* [Dataset records]
--------

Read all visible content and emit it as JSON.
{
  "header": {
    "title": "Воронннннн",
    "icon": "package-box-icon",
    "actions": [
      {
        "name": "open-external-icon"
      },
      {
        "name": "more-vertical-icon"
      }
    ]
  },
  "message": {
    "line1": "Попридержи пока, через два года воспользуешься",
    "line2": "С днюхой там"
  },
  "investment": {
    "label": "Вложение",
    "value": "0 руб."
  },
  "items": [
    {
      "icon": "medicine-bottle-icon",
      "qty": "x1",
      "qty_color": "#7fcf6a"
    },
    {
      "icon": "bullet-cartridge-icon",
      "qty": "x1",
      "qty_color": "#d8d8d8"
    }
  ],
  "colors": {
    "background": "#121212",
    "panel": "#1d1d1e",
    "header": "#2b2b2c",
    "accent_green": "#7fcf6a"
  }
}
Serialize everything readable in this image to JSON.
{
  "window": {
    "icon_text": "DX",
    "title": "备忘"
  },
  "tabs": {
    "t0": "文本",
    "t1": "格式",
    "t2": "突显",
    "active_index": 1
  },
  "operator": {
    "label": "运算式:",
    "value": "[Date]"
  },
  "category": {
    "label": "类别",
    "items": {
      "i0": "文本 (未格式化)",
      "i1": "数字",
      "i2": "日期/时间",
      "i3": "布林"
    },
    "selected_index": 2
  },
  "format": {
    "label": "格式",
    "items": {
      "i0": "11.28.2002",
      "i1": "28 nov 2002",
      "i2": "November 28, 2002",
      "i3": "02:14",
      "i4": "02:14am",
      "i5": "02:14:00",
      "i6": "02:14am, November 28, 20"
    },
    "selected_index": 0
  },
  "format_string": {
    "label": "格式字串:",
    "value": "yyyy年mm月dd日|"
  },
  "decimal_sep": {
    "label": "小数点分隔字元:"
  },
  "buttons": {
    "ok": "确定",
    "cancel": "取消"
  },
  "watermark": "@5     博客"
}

--------

* [The problem]
Reproduce, exactly and with nothing added, the lines from the one that includes "Serialize everything readable" through the last line of the material.

* [Result of the task]
Serialize everything readable in this image to JSON.
{
  "window": {
    "icon_text": "DX",
    "title": "备忘"
  },
  "tabs": {
    "t0": "文本",
    "t1": "格式",
    "t2": "突显",
    "active_index": 1
  },
  "operator": {
    "label": "运算式:",
    "value": "[Date]"
  },
  "category": {
    "label": "类别",
    "items": {
      "i0": "文本 (未格式化)",
      "i1": "数字",
      "i2": "日期/时间",
      "i3": "布林"
    },
    "selected_index": 2
  },
  "format": {
    "label": "格式",
    "items": {
      "i0": "11.28.2002",
      "i1": "28 nov 2002",
      "i2": "November 28, 2002",
      "i3": "02:14",
      "i4": "02:14am",
      "i5": "02:14:00",
      "i6": "02:14am, November 28, 20"
    },
    "selected_index": 0
  },
  "format_string": {
    "label": "格式字串:",
    "value": "yyyy年mm月dd日|"
  },
  "decimal_sep": {
    "label": "小数点分隔字元:"
  },
  "buttons": {
    "ok": "确定",
    "cancel": "取消"
  },
  "watermark": "@5     博客"
}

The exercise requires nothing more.